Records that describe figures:
· · ·

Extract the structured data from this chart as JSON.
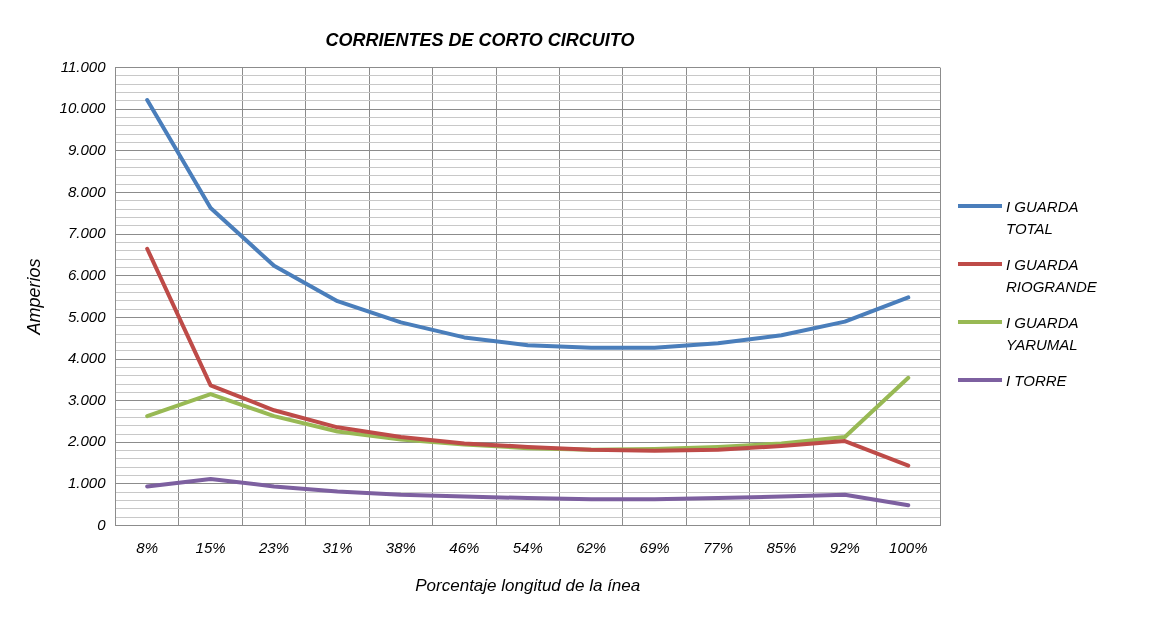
{
  "chart_data": {
    "type": "line",
    "title": "CORRIENTES DE CORTO CIRCUITO",
    "xlabel": "Porcentaje longitud de la ínea",
    "ylabel": "Amperios",
    "categories": [
      "8%",
      "15%",
      "23%",
      "31%",
      "38%",
      "46%",
      "54%",
      "62%",
      "69%",
      "77%",
      "85%",
      "92%",
      "100%"
    ],
    "series": [
      {
        "name": "I GUARDA TOTAL",
        "color": "#4a7ebb",
        "values": [
          10220,
          7630,
          6240,
          5390,
          4880,
          4520,
          4330,
          4270,
          4270,
          4380,
          4570,
          4900,
          5480
        ]
      },
      {
        "name": "I GUARDA RIOGRANDE",
        "color": "#be4b48",
        "values": [
          6650,
          3370,
          2770,
          2360,
          2130,
          1970,
          1890,
          1820,
          1800,
          1820,
          1910,
          2030,
          1440
        ]
      },
      {
        "name": "I GUARDA YARUMAL",
        "color": "#98b954",
        "values": [
          2630,
          3160,
          2630,
          2260,
          2070,
          1950,
          1860,
          1820,
          1840,
          1890,
          1970,
          2130,
          3550
        ]
      },
      {
        "name": "I TORRE",
        "color": "#7d60a0",
        "values": [
          940,
          1120,
          940,
          820,
          740,
          700,
          660,
          630,
          630,
          660,
          700,
          740,
          490
        ]
      }
    ],
    "ylim": [
      0,
      11000
    ],
    "yticks": [
      {
        "value": 0,
        "label": "0"
      },
      {
        "value": 200,
        "label": null
      },
      {
        "value": 400,
        "label": null
      },
      {
        "value": 600,
        "label": null
      },
      {
        "value": 800,
        "label": null
      },
      {
        "value": 1000,
        "label": "1.000"
      },
      {
        "value": 1200,
        "label": null
      },
      {
        "value": 1400,
        "label": null
      },
      {
        "value": 1600,
        "label": null
      },
      {
        "value": 1800,
        "label": null
      },
      {
        "value": 2000,
        "label": "2.000"
      },
      {
        "value": 2200,
        "label": null
      },
      {
        "value": 2400,
        "label": null
      },
      {
        "value": 2600,
        "label": null
      },
      {
        "value": 2800,
        "label": null
      },
      {
        "value": 3000,
        "label": "3.000"
      },
      {
        "value": 3200,
        "label": null
      },
      {
        "value": 3400,
        "label": null
      },
      {
        "value": 3600,
        "label": null
      },
      {
        "value": 3800,
        "label": null
      },
      {
        "value": 4000,
        "label": "4.000"
      },
      {
        "value": 4200,
        "label": null
      },
      {
        "value": 4400,
        "label": null
      },
      {
        "value": 4600,
        "label": null
      },
      {
        "value": 4800,
        "label": null
      },
      {
        "value": 5000,
        "label": "5.000"
      },
      {
        "value": 5200,
        "label": null
      },
      {
        "value": 5400,
        "label": null
      },
      {
        "value": 5600,
        "label": null
      },
      {
        "value": 5800,
        "label": null
      },
      {
        "value": 6000,
        "label": "6.000"
      },
      {
        "value": 6200,
        "label": null
      },
      {
        "value": 6400,
        "label": null
      },
      {
        "value": 6600,
        "label": null
      },
      {
        "value": 6800,
        "label": null
      },
      {
        "value": 7000,
        "label": "7.000"
      },
      {
        "value": 7200,
        "label": null
      },
      {
        "value": 7400,
        "label": null
      },
      {
        "value": 7600,
        "label": null
      },
      {
        "value": 7800,
        "label": null
      },
      {
        "value": 8000,
        "label": "8.000"
      },
      {
        "value": 8200,
        "label": null
      },
      {
        "value": 8400,
        "label": null
      },
      {
        "value": 8600,
        "label": null
      },
      {
        "value": 8800,
        "label": null
      },
      {
        "value": 9000,
        "label": "9.000"
      },
      {
        "value": 9200,
        "label": null
      },
      {
        "value": 9400,
        "label": null
      },
      {
        "value": 9600,
        "label": null
      },
      {
        "value": 9800,
        "label": null
      },
      {
        "value": 10000,
        "label": "10.000"
      },
      {
        "value": 10200,
        "label": null
      },
      {
        "value": 10400,
        "label": null
      },
      {
        "value": 10600,
        "label": null
      },
      {
        "value": 10800,
        "label": null
      },
      {
        "value": 11000,
        "label": "11.000"
      }
    ],
    "grid": true,
    "legend": "right",
    "marker": "none",
    "line_style": "solid"
  }
}
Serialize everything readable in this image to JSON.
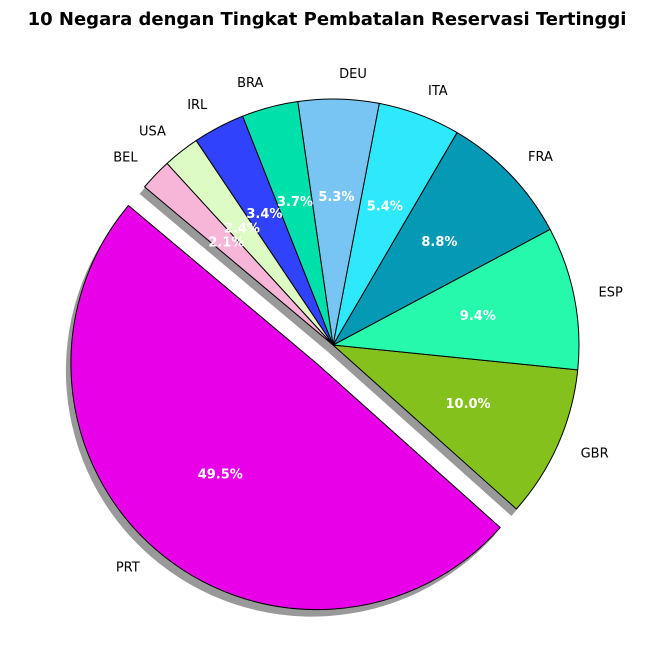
{
  "chart_data": {
    "type": "pie",
    "title": "10 Negara dengan Tingkat Pembatalan Reservasi Tertinggi",
    "start_angle_deg": 140,
    "direction": "counterclockwise",
    "explode": [
      "PRT"
    ],
    "shadow": true,
    "slices": [
      {
        "label": "PRT",
        "value": 49.5,
        "pct_label": "49.5%",
        "color": "#e800e8"
      },
      {
        "label": "GBR",
        "value": 10.0,
        "pct_label": "10.0%",
        "color": "#84c11c"
      },
      {
        "label": "ESP",
        "value": 9.4,
        "pct_label": "9.4%",
        "color": "#26f9ac"
      },
      {
        "label": "FRA",
        "value": 8.8,
        "pct_label": "8.8%",
        "color": "#0499b5"
      },
      {
        "label": "ITA",
        "value": 5.4,
        "pct_label": "5.4%",
        "color": "#2ee9fc"
      },
      {
        "label": "DEU",
        "value": 5.3,
        "pct_label": "5.3%",
        "color": "#78c5f4"
      },
      {
        "label": "BRA",
        "value": 3.7,
        "pct_label": "3.7%",
        "color": "#00e0ab"
      },
      {
        "label": "IRL",
        "value": 3.4,
        "pct_label": "3.4%",
        "color": "#3142fc"
      },
      {
        "label": "USA",
        "value": 2.4,
        "pct_label": "2.4%",
        "color": "#dcfcc4"
      },
      {
        "label": "BEL",
        "value": 2.1,
        "pct_label": "2.1%",
        "color": "#f7b5d7"
      }
    ]
  }
}
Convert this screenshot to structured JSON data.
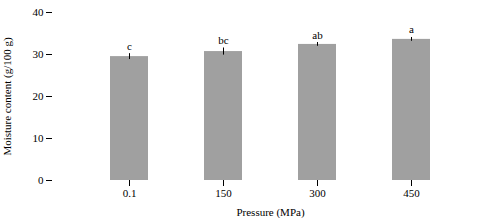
{
  "chart_data": {
    "type": "bar",
    "categories": [
      "0.1",
      "150",
      "300",
      "450"
    ],
    "values": [
      29.5,
      30.7,
      32.4,
      33.6
    ],
    "errors": [
      0.7,
      0.85,
      0.45,
      0.45
    ],
    "letters": [
      "c",
      "bc",
      "ab",
      "a"
    ],
    "color": "#a0a0a0",
    "xlabel": "Pressure (MPa)",
    "ylabel": "Moisture content (g/100 g)",
    "ylim": [
      0,
      40
    ],
    "yticks": [
      0,
      10,
      20,
      30,
      40
    ],
    "grid": false
  }
}
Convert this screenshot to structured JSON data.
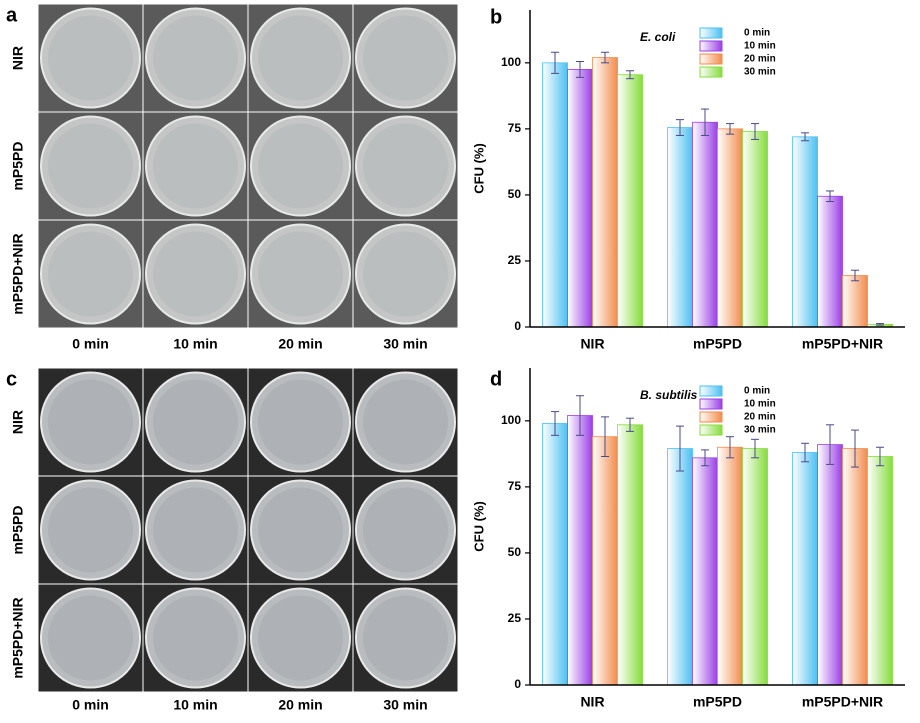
{
  "photo_panels": [
    {
      "panel_label": "a",
      "row_labels": [
        "NIR",
        "mP5PD",
        "mP5PD+NIR"
      ],
      "col_labels": [
        "0 min",
        "10 min",
        "20 min",
        "30 min"
      ]
    },
    {
      "panel_label": "c",
      "row_labels": [
        "NIR",
        "mP5PD",
        "mP5PD+NIR"
      ],
      "col_labels": [
        "0 min",
        "10 min",
        "20 min",
        "30 min"
      ]
    }
  ],
  "chart_data": [
    {
      "type": "bar",
      "panel_label": "b",
      "title": "E. coli",
      "y_label": "CFU (%)",
      "categories": [
        "NIR",
        "mP5PD",
        "mP5PD+NIR"
      ],
      "ylim": [
        0,
        120
      ],
      "yticks": [
        0,
        25,
        50,
        75,
        100
      ],
      "series": [
        {
          "name": "0 min",
          "color": "#4cc0f2",
          "values": [
            100,
            75.5,
            72
          ],
          "errors": [
            4,
            3,
            1.5
          ]
        },
        {
          "name": "10 min",
          "color": "#9a3ee6",
          "values": [
            97.5,
            77.5,
            49.5
          ],
          "errors": [
            3,
            5,
            2
          ]
        },
        {
          "name": "20 min",
          "color": "#f28c4c",
          "values": [
            102,
            75,
            19.5
          ],
          "errors": [
            2,
            2,
            2
          ]
        },
        {
          "name": "30 min",
          "color": "#86dc3c",
          "values": [
            95.5,
            74,
            1
          ],
          "errors": [
            1.5,
            3,
            0.3
          ]
        }
      ]
    },
    {
      "type": "bar",
      "panel_label": "d",
      "title": "B. subtilis",
      "y_label": "CFU (%)",
      "categories": [
        "NIR",
        "mP5PD",
        "mP5PD+NIR"
      ],
      "ylim": [
        0,
        120
      ],
      "yticks": [
        0,
        25,
        50,
        75,
        100
      ],
      "series": [
        {
          "name": "0 min",
          "color": "#4cc0f2",
          "values": [
            99,
            89.5,
            88
          ],
          "errors": [
            4.5,
            8.5,
            3.5
          ]
        },
        {
          "name": "10 min",
          "color": "#9a3ee6",
          "values": [
            102,
            86,
            91
          ],
          "errors": [
            7.5,
            3,
            7.5
          ]
        },
        {
          "name": "20 min",
          "color": "#f28c4c",
          "values": [
            94,
            90,
            89.5
          ],
          "errors": [
            7.5,
            4,
            7
          ]
        },
        {
          "name": "30 min",
          "color": "#86dc3c",
          "values": [
            98.5,
            89.5,
            86.5
          ],
          "errors": [
            2.5,
            3.5,
            3.5
          ]
        }
      ]
    }
  ]
}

· · ·

Work to be completed: From the entries above, copy every line containing the word "title".

Result of this task:
    "title": "CORRIENTES DE CORTO CIRCUITO",
    "title": "10 Negara dengan Tingkat Pembatalan Reservasi Tertinggi",
      "title": "E. coli",
      "title": "B. subtilis",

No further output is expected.